(Saved entries)
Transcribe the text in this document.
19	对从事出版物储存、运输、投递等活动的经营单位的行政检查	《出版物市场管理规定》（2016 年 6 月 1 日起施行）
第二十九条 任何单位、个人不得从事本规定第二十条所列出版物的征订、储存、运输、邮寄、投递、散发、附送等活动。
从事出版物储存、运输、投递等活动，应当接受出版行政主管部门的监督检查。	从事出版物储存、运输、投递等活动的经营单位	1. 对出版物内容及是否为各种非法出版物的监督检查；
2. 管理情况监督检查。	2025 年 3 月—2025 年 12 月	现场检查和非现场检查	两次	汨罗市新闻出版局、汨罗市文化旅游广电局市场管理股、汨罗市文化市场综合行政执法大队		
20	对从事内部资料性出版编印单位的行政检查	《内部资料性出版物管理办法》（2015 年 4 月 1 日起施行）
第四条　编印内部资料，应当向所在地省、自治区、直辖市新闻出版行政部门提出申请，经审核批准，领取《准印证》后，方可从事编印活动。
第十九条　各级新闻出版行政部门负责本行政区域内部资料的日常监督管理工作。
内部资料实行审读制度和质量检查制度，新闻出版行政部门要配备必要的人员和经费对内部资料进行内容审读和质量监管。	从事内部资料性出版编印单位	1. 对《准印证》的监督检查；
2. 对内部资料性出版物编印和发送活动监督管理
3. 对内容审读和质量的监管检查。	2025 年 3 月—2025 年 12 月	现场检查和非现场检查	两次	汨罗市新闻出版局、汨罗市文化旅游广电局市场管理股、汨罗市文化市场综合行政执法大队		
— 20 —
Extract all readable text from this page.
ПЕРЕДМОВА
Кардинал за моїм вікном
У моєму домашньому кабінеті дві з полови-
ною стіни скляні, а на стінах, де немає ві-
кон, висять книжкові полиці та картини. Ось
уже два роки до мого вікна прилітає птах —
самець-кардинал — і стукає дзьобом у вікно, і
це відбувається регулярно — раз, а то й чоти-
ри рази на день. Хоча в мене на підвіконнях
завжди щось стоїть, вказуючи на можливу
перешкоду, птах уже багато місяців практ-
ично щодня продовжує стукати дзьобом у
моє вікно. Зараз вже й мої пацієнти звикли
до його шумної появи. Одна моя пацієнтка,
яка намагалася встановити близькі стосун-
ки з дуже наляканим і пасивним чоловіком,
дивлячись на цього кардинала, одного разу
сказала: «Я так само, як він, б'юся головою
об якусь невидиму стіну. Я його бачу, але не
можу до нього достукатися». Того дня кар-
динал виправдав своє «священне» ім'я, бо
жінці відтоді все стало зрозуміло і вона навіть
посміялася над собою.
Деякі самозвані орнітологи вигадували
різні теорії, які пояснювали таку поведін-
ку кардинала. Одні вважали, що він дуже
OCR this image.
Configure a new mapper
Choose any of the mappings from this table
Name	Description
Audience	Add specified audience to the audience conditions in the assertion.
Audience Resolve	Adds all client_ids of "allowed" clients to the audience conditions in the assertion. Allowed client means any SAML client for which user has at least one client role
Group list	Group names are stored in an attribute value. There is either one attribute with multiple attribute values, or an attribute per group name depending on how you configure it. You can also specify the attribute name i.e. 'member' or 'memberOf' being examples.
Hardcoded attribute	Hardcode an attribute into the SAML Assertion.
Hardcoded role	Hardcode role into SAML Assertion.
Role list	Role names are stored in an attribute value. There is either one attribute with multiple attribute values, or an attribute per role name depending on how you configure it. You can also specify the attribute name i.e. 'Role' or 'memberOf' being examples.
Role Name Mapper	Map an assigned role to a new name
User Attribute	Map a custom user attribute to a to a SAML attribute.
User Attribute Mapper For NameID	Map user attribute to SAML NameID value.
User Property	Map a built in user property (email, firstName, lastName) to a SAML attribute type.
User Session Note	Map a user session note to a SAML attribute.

_Aim of the exercise_:
Your task is to give the records above again, exactly.

_Task response_:
Transcribe the text in this document.
19	对从事出版物储存、运输、投递等活动的经营单位的行政检查	《出版物市场管理规定》（2016 年 6 月 1 日起施行）
第二十九条 任何单位、个人不得从事本规定第二十条所列出版物的征订、储存、运输、邮寄、投递、散发、附送等活动。
从事出版物储存、运输、投递等活动，应当接受出版行政主管部门的监督检查。	从事出版物储存、运输、投递等活动的经营单位	1. 对出版物内容及是否为各种非法出版物的监督检查；
2. 管理情况监督检查。	2025 年 3 月—2025 年 12 月	现场检查和非现场检查	两次	汨罗市新闻出版局、汨罗市文化旅游广电局市场管理股、汨罗市文化市场综合行政执法大队		
20	对从事内部资料性出版编印单位的行政检查	《内部资料性出版物管理办法》（2015 年 4 月 1 日起施行）
第四条　编印内部资料，应当向所在地省、自治区、直辖市新闻出版行政部门提出申请，经审核批准，领取《准印证》后，方可从事编印活动。
第十九条　各级新闻出版行政部门负责本行政区域内部资料的日常监督管理工作。
内部资料实行审读制度和质量检查制度，新闻出版行政部门要配备必要的人员和经费对内部资料进行内容审读和质量监管。	从事内部资料性出版编印单位	1. 对《准印证》的监督检查；
2. 对内部资料性出版物编印和发送活动监督管理
3. 对内容审读和质量的监管检查。	2025 年 3 月—2025 年 12 月	现场检查和非现场检查	两次	汨罗市新闻出版局、汨罗市文化旅游广电局市场管理股、汨罗市文化市场综合行政执法大队		
— 20 —
Extract all readable text from this page.
ПЕРЕДМОВА
Кардинал за моїм вікном
У моєму домашньому кабінеті дві з полови-
ною стіни скляні, а на стінах, де немає ві-
кон, висять книжкові полиці та картини. Ось
уже два роки до мого вікна прилітає птах —
самець-кардинал — і стукає дзьобом у вікно, і
це відбувається регулярно — раз, а то й чоти-
ри рази на день. Хоча в мене на підвіконнях
завжди щось стоїть, вказуючи на можливу
перешкоду, птах уже багато місяців практ-
ично щодня продовжує стукати дзьобом у
моє вікно. Зараз вже й мої пацієнти звикли
до його шумної появи. Одна моя пацієнтка,
яка намагалася встановити близькі стосун-
ки з дуже наляканим і пасивним чоловіком,
дивлячись на цього кардинала, одного разу
сказала: «Я так само, як він, б'юся головою
об якусь невидиму стіну. Я його бачу, але не
можу до нього достукатися». Того дня кар-
динал виправдав своє «священне» ім'я, бо
жінці відтоді все стало зрозуміло і вона навіть
посміялася над собою.
Деякі самозвані орнітологи вигадували
різні теорії, які пояснювали таку поведін-
ку кардинала. Одні вважали, що він дуже
OCR this image.
Configure a new mapper
Choose any of the mappings from this table
Name	Description
Audience	Add specified audience to the audience conditions in the assertion.
Audience Resolve	Adds all client_ids of "allowed" clients to the audience conditions in the assertion. Allowed client means any SAML client for which user has at least one client role
Group list	Group names are stored in an attribute value. There is either one attribute with multiple attribute values, or an attribute per group name depending on how you configure it. You can also specify the attribute name i.e. 'member' or 'memberOf' being examples.
Hardcoded attribute	Hardcode an attribute into the SAML Assertion.
Hardcoded role	Hardcode role into SAML Assertion.
Role list	Role names are stored in an attribute value. There is either one attribute with multiple attribute values, or an attribute per role name depending on how you configure it. You can also specify the attribute name i.e. 'Role' or 'memberOf' being examples.
Role Name Mapper	Map an assigned role to a new name
User Attribute	Map a custom user attribute to a to a SAML attribute.
User Attribute Mapper For NameID	Map user attribute to SAML NameID value.
User Property	Map a built in user property (email, firstName, lastName) to a SAML attribute type.
User Session Note	Map a user session note to a SAML attribute.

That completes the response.